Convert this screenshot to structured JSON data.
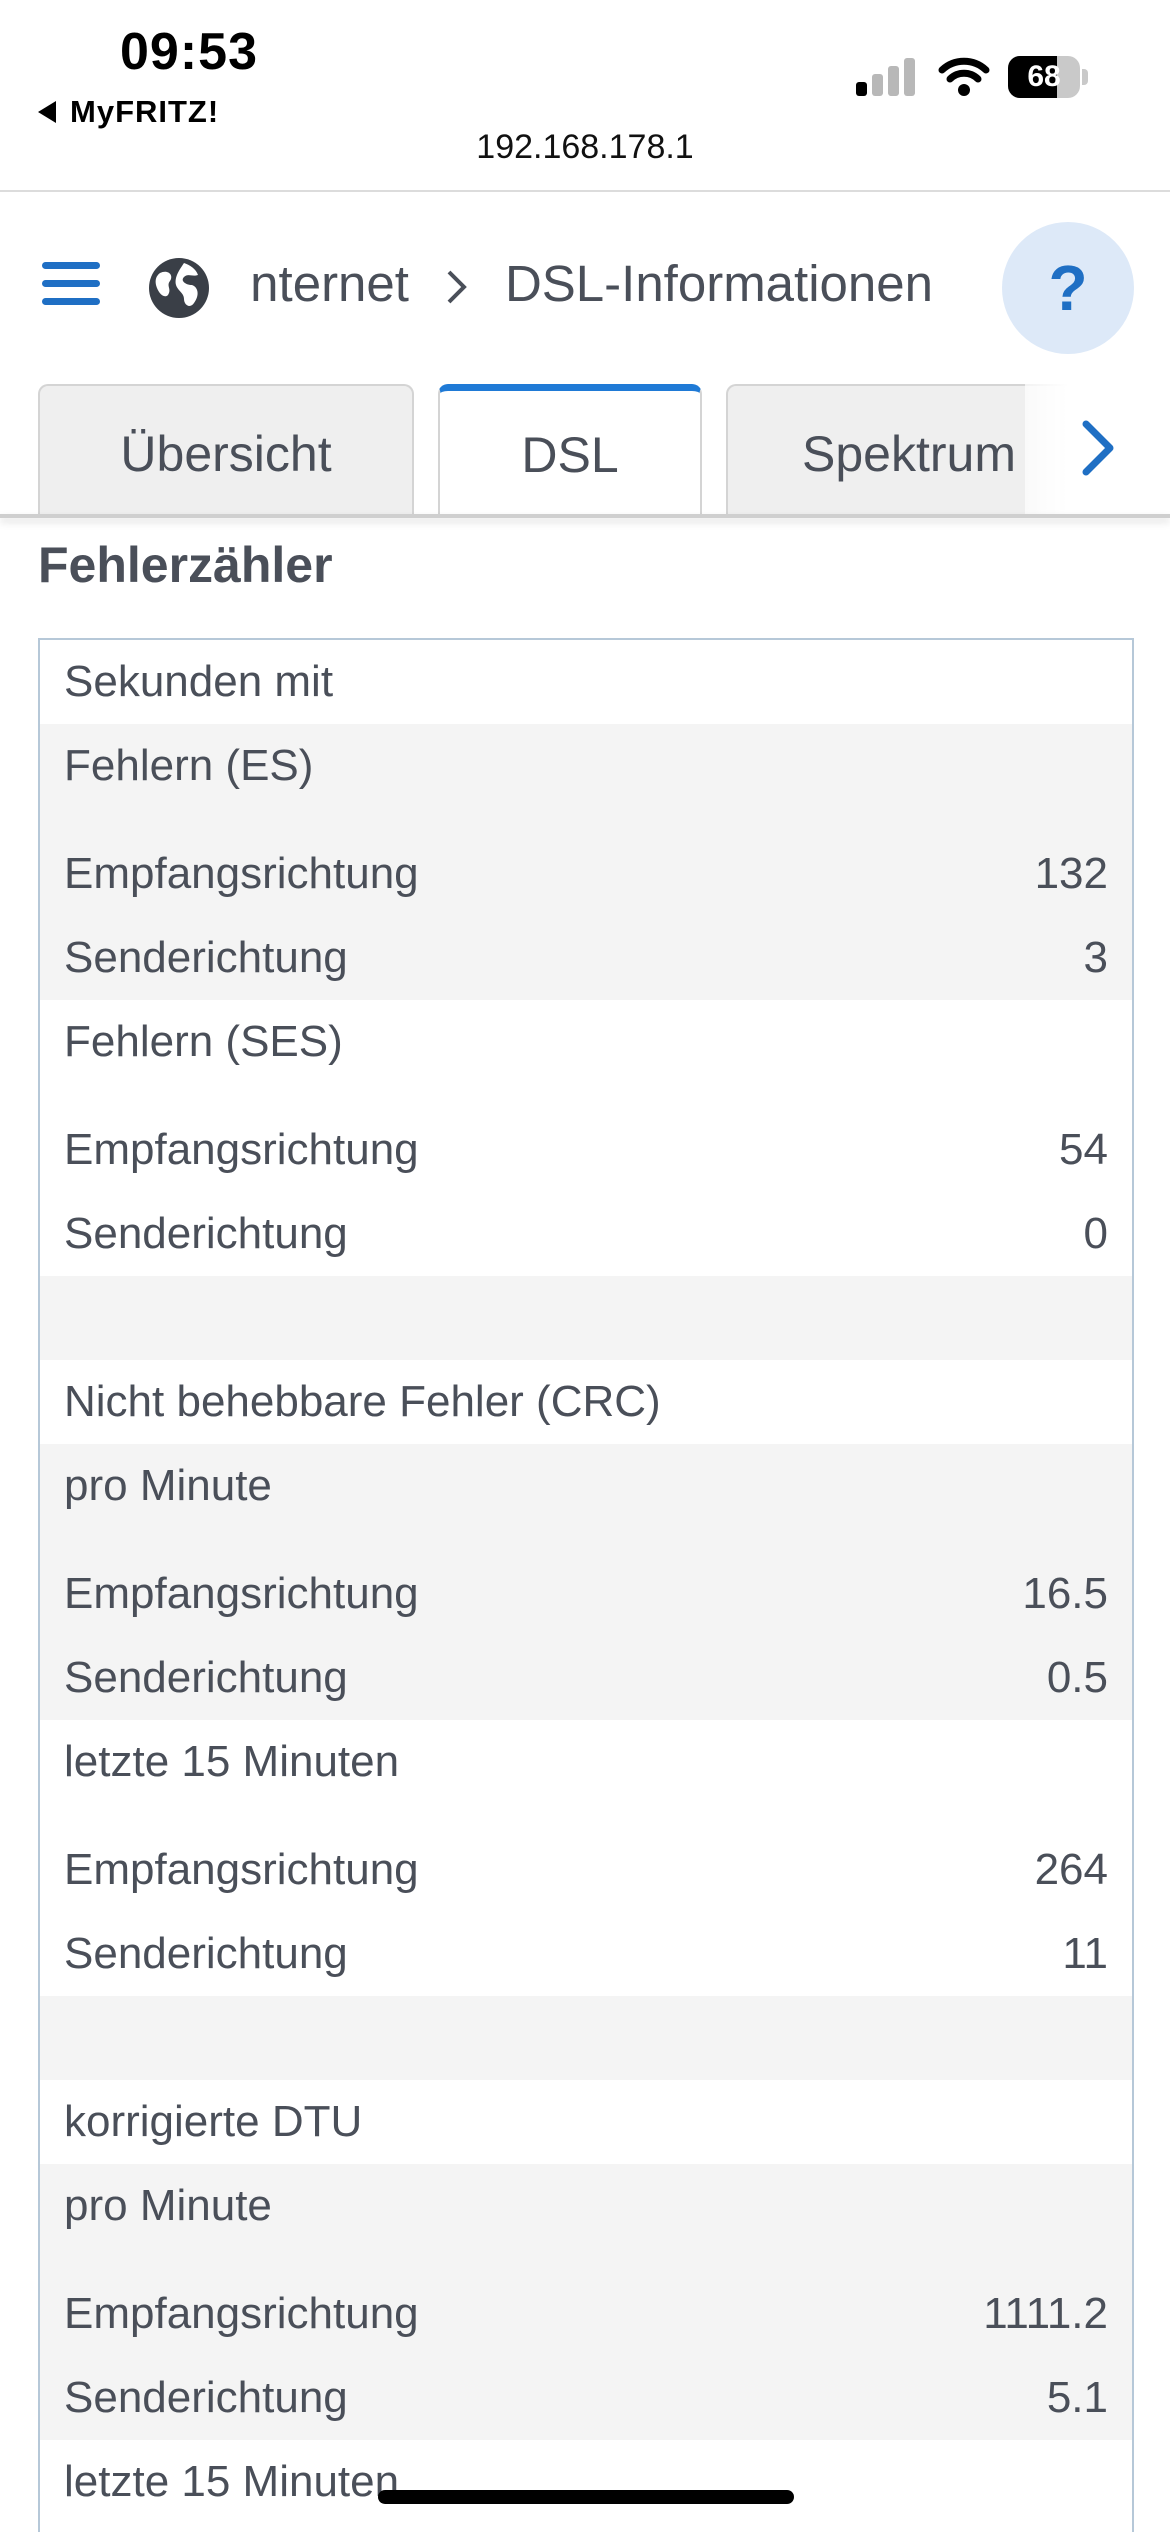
{
  "status_bar": {
    "time": "09:53",
    "back_app": "MyFRITZ!",
    "url": "192.168.178.1",
    "battery": "68"
  },
  "header": {
    "breadcrumb_parent": "Internet",
    "breadcrumb_current": "DSL-Informationen",
    "help_label": "?"
  },
  "tabs": [
    {
      "label": "Übersicht",
      "active": false
    },
    {
      "label": "DSL",
      "active": true
    },
    {
      "label": "Spektrum",
      "active": false
    }
  ],
  "section": {
    "title": "Fehlerzähler"
  },
  "rows": [
    {
      "label": "Sekunden mit",
      "value": ""
    },
    {
      "label": "Fehlern (ES)",
      "value": ""
    },
    {
      "label": "Empfangsrichtung",
      "value": "132"
    },
    {
      "label": "Senderichtung",
      "value": "3"
    },
    {
      "label": "Fehlern (SES)",
      "value": ""
    },
    {
      "label": "Empfangsrichtung",
      "value": "54"
    },
    {
      "label": "Senderichtung",
      "value": "0"
    },
    {
      "label": "",
      "value": ""
    },
    {
      "label": "Nicht behebbare Fehler (CRC)",
      "value": ""
    },
    {
      "label": "pro Minute",
      "value": ""
    },
    {
      "label": "Empfangsrichtung",
      "value": "16.5"
    },
    {
      "label": "Senderichtung",
      "value": "0.5"
    },
    {
      "label": "letzte 15 Minuten",
      "value": ""
    },
    {
      "label": "Empfangsrichtung",
      "value": "264"
    },
    {
      "label": "Senderichtung",
      "value": "11"
    },
    {
      "label": "",
      "value": ""
    },
    {
      "label": "korrigierte DTU",
      "value": ""
    },
    {
      "label": "pro Minute",
      "value": ""
    },
    {
      "label": "Empfangsrichtung",
      "value": "1111.2"
    },
    {
      "label": "Senderichtung",
      "value": "5.1"
    },
    {
      "label": "letzte 15 Minuten",
      "value": ""
    }
  ],
  "colors": {
    "accent": "#1f6fc4",
    "row_alt": "#f4f4f4",
    "text": "#4a4f59"
  }
}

......

Problem requirements: Generate a word-for-word copy of the preceding records, excluding all pictures.

The completed task:
Convert this screenshot to structured JSON data.
{
  "status_bar": {
    "time": "09:53",
    "back_app": "MyFRITZ!",
    "url": "192.168.178.1",
    "battery": "68"
  },
  "header": {
    "breadcrumb_parent": "Internet",
    "breadcrumb_current": "DSL-Informationen",
    "help_label": "?"
  },
  "tabs": [
    {
      "label": "Übersicht",
      "active": false
    },
    {
      "label": "DSL",
      "active": true
    },
    {
      "label": "Spektrum",
      "active": false
    }
  ],
  "section": {
    "title": "Fehlerzähler"
  },
  "rows": [
    {
      "label": "Sekunden mit",
      "value": ""
    },
    {
      "label": "Fehlern (ES)",
      "value": ""
    },
    {
      "label": "Empfangsrichtung",
      "value": "132"
    },
    {
      "label": "Senderichtung",
      "value": "3"
    },
    {
      "label": "Fehlern (SES)",
      "value": ""
    },
    {
      "label": "Empfangsrichtung",
      "value": "54"
    },
    {
      "label": "Senderichtung",
      "value": "0"
    },
    {
      "label": "",
      "value": ""
    },
    {
      "label": "Nicht behebbare Fehler (CRC)",
      "value": ""
    },
    {
      "label": "pro Minute",
      "value": ""
    },
    {
      "label": "Empfangsrichtung",
      "value": "16.5"
    },
    {
      "label": "Senderichtung",
      "value": "0.5"
    },
    {
      "label": "letzte 15 Minuten",
      "value": ""
    },
    {
      "label": "Empfangsrichtung",
      "value": "264"
    },
    {
      "label": "Senderichtung",
      "value": "11"
    },
    {
      "label": "",
      "value": ""
    },
    {
      "label": "korrigierte DTU",
      "value": ""
    },
    {
      "label": "pro Minute",
      "value": ""
    },
    {
      "label": "Empfangsrichtung",
      "value": "1111.2"
    },
    {
      "label": "Senderichtung",
      "value": "5.1"
    },
    {
      "label": "letzte 15 Minuten",
      "value": ""
    }
  ],
  "colors": {
    "accent": "#1f6fc4",
    "row_alt": "#f4f4f4",
    "text": "#4a4f59"
  }
}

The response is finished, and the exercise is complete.